● THE TASK
Reproduce every record below exactly as written, leaving out any pictures.

● Saved entries
────────────────────────────────────────

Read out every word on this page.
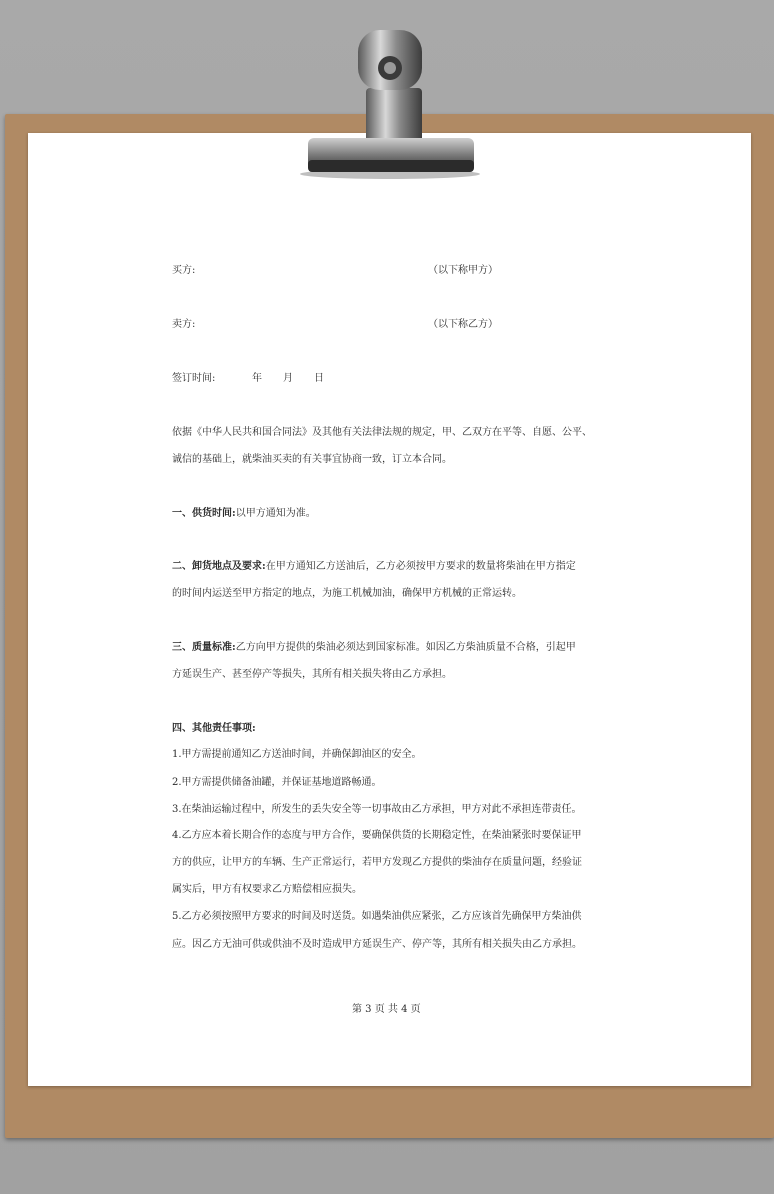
买方:	（以下称甲方）

卖方:	（以下称乙方）

签订时间:	年 月 日

依据《中华人民共和国合同法》及其他有关法律法规的规定，甲、乙双方在平等、自愿、公平、

诚信的基础上，就柴油买卖的有关事宜协商一致，订立本合同。

一、供货时间:以甲方通知为准。

二、卸货地点及要求:在甲方通知乙方送油后，乙方必须按甲方要求的数量将柴油在甲方指定

的时间内运送至甲方指定的地点，为施工机械加油，确保甲方机械的正常运转。

三、质量标准:乙方向甲方提供的柴油必须达到国家标准。如因乙方柴油质量不合格，引起甲

方延误生产、甚至停产等损失，其所有相关损失将由乙方承担。

四、其他责任事项:

1.甲方需提前通知乙方送油时间，并确保卸油区的安全。

2.甲方需提供储备油罐，并保证基地道路畅通。

3.在柴油运输过程中，所发生的丢失安全等一切事故由乙方承担，甲方对此不承担连带责任。

4.乙方应本着长期合作的态度与甲方合作，要确保供货的长期稳定性，在柴油紧张时要保证甲

方的供应，让甲方的车辆、生产正常运行，若甲方发现乙方提供的柴油存在质量问题，经验证

属实后，甲方有权要求乙方赔偿相应损失。

5.乙方必须按照甲方要求的时间及时送货。如遇柴油供应紧张，乙方应该首先确保甲方柴油供

应。因乙方无油可供或供油不及时造成甲方延误生产、停产等，其所有相关损失由乙方承担。

第 3 页 共 4 页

────────────────────────────────────────

● THE RESPONSE
Read out every word on this page.
买方:	（以下称甲方）

卖方:	（以下称乙方）

签订时间:	年 月 日

依据《中华人民共和国合同法》及其他有关法律法规的规定，甲、乙双方在平等、自愿、公平、

诚信的基础上，就柴油买卖的有关事宜协商一致，订立本合同。

一、供货时间:以甲方通知为准。

二、卸货地点及要求:在甲方通知乙方送油后，乙方必须按甲方要求的数量将柴油在甲方指定

的时间内运送至甲方指定的地点，为施工机械加油，确保甲方机械的正常运转。

三、质量标准:乙方向甲方提供的柴油必须达到国家标准。如因乙方柴油质量不合格，引起甲

方延误生产、甚至停产等损失，其所有相关损失将由乙方承担。

四、其他责任事项:

1.甲方需提前通知乙方送油时间，并确保卸油区的安全。

2.甲方需提供储备油罐，并保证基地道路畅通。

3.在柴油运输过程中，所发生的丢失安全等一切事故由乙方承担，甲方对此不承担连带责任。

4.乙方应本着长期合作的态度与甲方合作，要确保供货的长期稳定性，在柴油紧张时要保证甲

方的供应，让甲方的车辆、生产正常运行，若甲方发现乙方提供的柴油存在质量问题，经验证

属实后，甲方有权要求乙方赔偿相应损失。

5.乙方必须按照甲方要求的时间及时送货。如遇柴油供应紧张，乙方应该首先确保甲方柴油供

应。因乙方无油可供或供油不及时造成甲方延误生产、停产等，其所有相关损失由乙方承担。

第 3 页 共 4 页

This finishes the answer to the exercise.